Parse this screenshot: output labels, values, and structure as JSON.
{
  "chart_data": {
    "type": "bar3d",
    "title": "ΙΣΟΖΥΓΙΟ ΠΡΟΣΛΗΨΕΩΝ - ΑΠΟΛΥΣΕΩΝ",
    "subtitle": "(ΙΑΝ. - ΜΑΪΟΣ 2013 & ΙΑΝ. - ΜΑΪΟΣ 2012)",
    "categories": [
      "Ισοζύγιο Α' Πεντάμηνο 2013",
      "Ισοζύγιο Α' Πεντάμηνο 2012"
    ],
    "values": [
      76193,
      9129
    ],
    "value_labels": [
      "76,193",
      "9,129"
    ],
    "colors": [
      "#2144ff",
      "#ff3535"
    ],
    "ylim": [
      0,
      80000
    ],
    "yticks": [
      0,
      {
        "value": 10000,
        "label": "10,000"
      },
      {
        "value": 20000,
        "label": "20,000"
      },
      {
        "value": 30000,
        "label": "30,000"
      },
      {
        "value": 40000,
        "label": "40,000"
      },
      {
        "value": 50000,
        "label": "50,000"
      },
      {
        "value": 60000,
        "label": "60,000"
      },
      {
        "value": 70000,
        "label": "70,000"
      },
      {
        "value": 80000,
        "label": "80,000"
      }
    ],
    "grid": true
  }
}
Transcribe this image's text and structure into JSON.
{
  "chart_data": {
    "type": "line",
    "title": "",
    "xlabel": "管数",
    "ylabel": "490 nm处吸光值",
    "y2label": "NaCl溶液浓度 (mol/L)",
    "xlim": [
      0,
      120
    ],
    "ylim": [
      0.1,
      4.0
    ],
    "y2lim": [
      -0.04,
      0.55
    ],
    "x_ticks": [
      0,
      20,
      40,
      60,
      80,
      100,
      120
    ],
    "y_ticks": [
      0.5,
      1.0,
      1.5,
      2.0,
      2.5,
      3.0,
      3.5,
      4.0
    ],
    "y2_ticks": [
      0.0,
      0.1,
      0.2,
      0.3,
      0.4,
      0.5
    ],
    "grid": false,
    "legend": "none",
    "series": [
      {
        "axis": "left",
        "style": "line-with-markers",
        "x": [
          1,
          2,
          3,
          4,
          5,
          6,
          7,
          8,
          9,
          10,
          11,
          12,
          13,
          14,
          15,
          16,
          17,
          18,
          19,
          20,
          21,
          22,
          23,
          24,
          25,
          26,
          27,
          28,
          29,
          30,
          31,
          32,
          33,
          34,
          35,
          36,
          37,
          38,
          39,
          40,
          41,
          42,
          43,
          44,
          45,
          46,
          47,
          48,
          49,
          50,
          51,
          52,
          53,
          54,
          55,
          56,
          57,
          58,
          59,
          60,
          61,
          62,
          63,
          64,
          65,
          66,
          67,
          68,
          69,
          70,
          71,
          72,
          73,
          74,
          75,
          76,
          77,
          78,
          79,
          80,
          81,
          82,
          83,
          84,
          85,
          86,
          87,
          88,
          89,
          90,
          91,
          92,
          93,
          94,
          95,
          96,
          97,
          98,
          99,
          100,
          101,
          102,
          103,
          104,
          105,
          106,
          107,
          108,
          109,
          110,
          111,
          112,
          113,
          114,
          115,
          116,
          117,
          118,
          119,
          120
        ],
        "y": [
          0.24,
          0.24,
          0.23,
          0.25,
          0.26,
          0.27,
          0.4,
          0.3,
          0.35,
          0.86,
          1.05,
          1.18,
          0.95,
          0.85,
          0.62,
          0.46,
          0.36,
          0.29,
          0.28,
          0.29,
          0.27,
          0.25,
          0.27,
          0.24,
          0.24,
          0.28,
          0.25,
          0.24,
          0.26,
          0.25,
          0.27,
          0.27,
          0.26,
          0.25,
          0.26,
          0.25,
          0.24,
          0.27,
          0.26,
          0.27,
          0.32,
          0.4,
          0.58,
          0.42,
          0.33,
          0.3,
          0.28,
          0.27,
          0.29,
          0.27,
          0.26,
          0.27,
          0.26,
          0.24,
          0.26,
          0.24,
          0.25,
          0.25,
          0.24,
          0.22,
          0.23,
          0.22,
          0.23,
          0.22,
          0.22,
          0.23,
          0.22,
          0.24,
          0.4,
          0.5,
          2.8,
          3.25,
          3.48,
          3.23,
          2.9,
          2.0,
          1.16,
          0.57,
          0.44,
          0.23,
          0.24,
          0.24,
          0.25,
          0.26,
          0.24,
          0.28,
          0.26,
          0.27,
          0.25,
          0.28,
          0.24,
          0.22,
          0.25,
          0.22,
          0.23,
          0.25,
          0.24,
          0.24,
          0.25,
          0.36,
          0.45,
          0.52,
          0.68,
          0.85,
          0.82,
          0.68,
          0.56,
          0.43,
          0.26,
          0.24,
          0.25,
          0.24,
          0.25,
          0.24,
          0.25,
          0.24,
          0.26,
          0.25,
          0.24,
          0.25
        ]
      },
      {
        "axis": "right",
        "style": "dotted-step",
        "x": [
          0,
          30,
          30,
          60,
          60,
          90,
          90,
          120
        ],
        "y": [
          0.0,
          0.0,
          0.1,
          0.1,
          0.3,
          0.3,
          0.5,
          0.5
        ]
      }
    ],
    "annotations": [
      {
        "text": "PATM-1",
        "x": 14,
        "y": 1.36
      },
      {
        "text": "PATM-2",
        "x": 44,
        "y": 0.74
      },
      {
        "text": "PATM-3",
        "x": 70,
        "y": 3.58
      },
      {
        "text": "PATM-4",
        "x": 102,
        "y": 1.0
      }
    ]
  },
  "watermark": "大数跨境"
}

* **Task goal**: Give back each line above precisely as it stands.

* **Solution to this task**:
Parse this screenshot: output labels, values, and structure as JSON.
{
  "chart_data": {
    "type": "bar3d",
    "title": "ΙΣΟΖΥΓΙΟ ΠΡΟΣΛΗΨΕΩΝ - ΑΠΟΛΥΣΕΩΝ",
    "subtitle": "(ΙΑΝ. - ΜΑΪΟΣ 2013 & ΙΑΝ. - ΜΑΪΟΣ 2012)",
    "categories": [
      "Ισοζύγιο Α' Πεντάμηνο 2013",
      "Ισοζύγιο Α' Πεντάμηνο 2012"
    ],
    "values": [
      76193,
      9129
    ],
    "value_labels": [
      "76,193",
      "9,129"
    ],
    "colors": [
      "#2144ff",
      "#ff3535"
    ],
    "ylim": [
      0,
      80000
    ],
    "yticks": [
      0,
      {
        "value": 10000,
        "label": "10,000"
      },
      {
        "value": 20000,
        "label": "20,000"
      },
      {
        "value": 30000,
        "label": "30,000"
      },
      {
        "value": 40000,
        "label": "40,000"
      },
      {
        "value": 50000,
        "label": "50,000"
      },
      {
        "value": 60000,
        "label": "60,000"
      },
      {
        "value": 70000,
        "label": "70,000"
      },
      {
        "value": 80000,
        "label": "80,000"
      }
    ],
    "grid": true
  }
}
Transcribe this image's text and structure into JSON.
{
  "chart_data": {
    "type": "line",
    "title": "",
    "xlabel": "管数",
    "ylabel": "490 nm处吸光值",
    "y2label": "NaCl溶液浓度 (mol/L)",
    "xlim": [
      0,
      120
    ],
    "ylim": [
      0.1,
      4.0
    ],
    "y2lim": [
      -0.04,
      0.55
    ],
    "x_ticks": [
      0,
      20,
      40,
      60,
      80,
      100,
      120
    ],
    "y_ticks": [
      0.5,
      1.0,
      1.5,
      2.0,
      2.5,
      3.0,
      3.5,
      4.0
    ],
    "y2_ticks": [
      0.0,
      0.1,
      0.2,
      0.3,
      0.4,
      0.5
    ],
    "grid": false,
    "legend": "none",
    "series": [
      {
        "axis": "left",
        "style": "line-with-markers",
        "x": [
          1,
          2,
          3,
          4,
          5,
          6,
          7,
          8,
          9,
          10,
          11,
          12,
          13,
          14,
          15,
          16,
          17,
          18,
          19,
          20,
          21,
          22,
          23,
          24,
          25,
          26,
          27,
          28,
          29,
          30,
          31,
          32,
          33,
          34,
          35,
          36,
          37,
          38,
          39,
          40,
          41,
          42,
          43,
          44,
          45,
          46,
          47,
          48,
          49,
          50,
          51,
          52,
          53,
          54,
          55,
          56,
          57,
          58,
          59,
          60,
          61,
          62,
          63,
          64,
          65,
          66,
          67,
          68,
          69,
          70,
          71,
          72,
          73,
          74,
          75,
          76,
          77,
          78,
          79,
          80,
          81,
          82,
          83,
          84,
          85,
          86,
          87,
          88,
          89,
          90,
          91,
          92,
          93,
          94,
          95,
          96,
          97,
          98,
          99,
          100,
          101,
          102,
          103,
          104,
          105,
          106,
          107,
          108,
          109,
          110,
          111,
          112,
          113,
          114,
          115,
          116,
          117,
          118,
          119,
          120
        ],
        "y": [
          0.24,
          0.24,
          0.23,
          0.25,
          0.26,
          0.27,
          0.4,
          0.3,
          0.35,
          0.86,
          1.05,
          1.18,
          0.95,
          0.85,
          0.62,
          0.46,
          0.36,
          0.29,
          0.28,
          0.29,
          0.27,
          0.25,
          0.27,
          0.24,
          0.24,
          0.28,
          0.25,
          0.24,
          0.26,
          0.25,
          0.27,
          0.27,
          0.26,
          0.25,
          0.26,
          0.25,
          0.24,
          0.27,
          0.26,
          0.27,
          0.32,
          0.4,
          0.58,
          0.42,
          0.33,
          0.3,
          0.28,
          0.27,
          0.29,
          0.27,
          0.26,
          0.27,
          0.26,
          0.24,
          0.26,
          0.24,
          0.25,
          0.25,
          0.24,
          0.22,
          0.23,
          0.22,
          0.23,
          0.22,
          0.22,
          0.23,
          0.22,
          0.24,
          0.4,
          0.5,
          2.8,
          3.25,
          3.48,
          3.23,
          2.9,
          2.0,
          1.16,
          0.57,
          0.44,
          0.23,
          0.24,
          0.24,
          0.25,
          0.26,
          0.24,
          0.28,
          0.26,
          0.27,
          0.25,
          0.28,
          0.24,
          0.22,
          0.25,
          0.22,
          0.23,
          0.25,
          0.24,
          0.24,
          0.25,
          0.36,
          0.45,
          0.52,
          0.68,
          0.85,
          0.82,
          0.68,
          0.56,
          0.43,
          0.26,
          0.24,
          0.25,
          0.24,
          0.25,
          0.24,
          0.25,
          0.24,
          0.26,
          0.25,
          0.24,
          0.25
        ]
      },
      {
        "axis": "right",
        "style": "dotted-step",
        "x": [
          0,
          30,
          30,
          60,
          60,
          90,
          90,
          120
        ],
        "y": [
          0.0,
          0.0,
          0.1,
          0.1,
          0.3,
          0.3,
          0.5,
          0.5
        ]
      }
    ],
    "annotations": [
      {
        "text": "PATM-1",
        "x": 14,
        "y": 1.36
      },
      {
        "text": "PATM-2",
        "x": 44,
        "y": 0.74
      },
      {
        "text": "PATM-3",
        "x": 70,
        "y": 3.58
      },
      {
        "text": "PATM-4",
        "x": 102,
        "y": 1.0
      }
    ]
  },
  "watermark": "大数跨境"
}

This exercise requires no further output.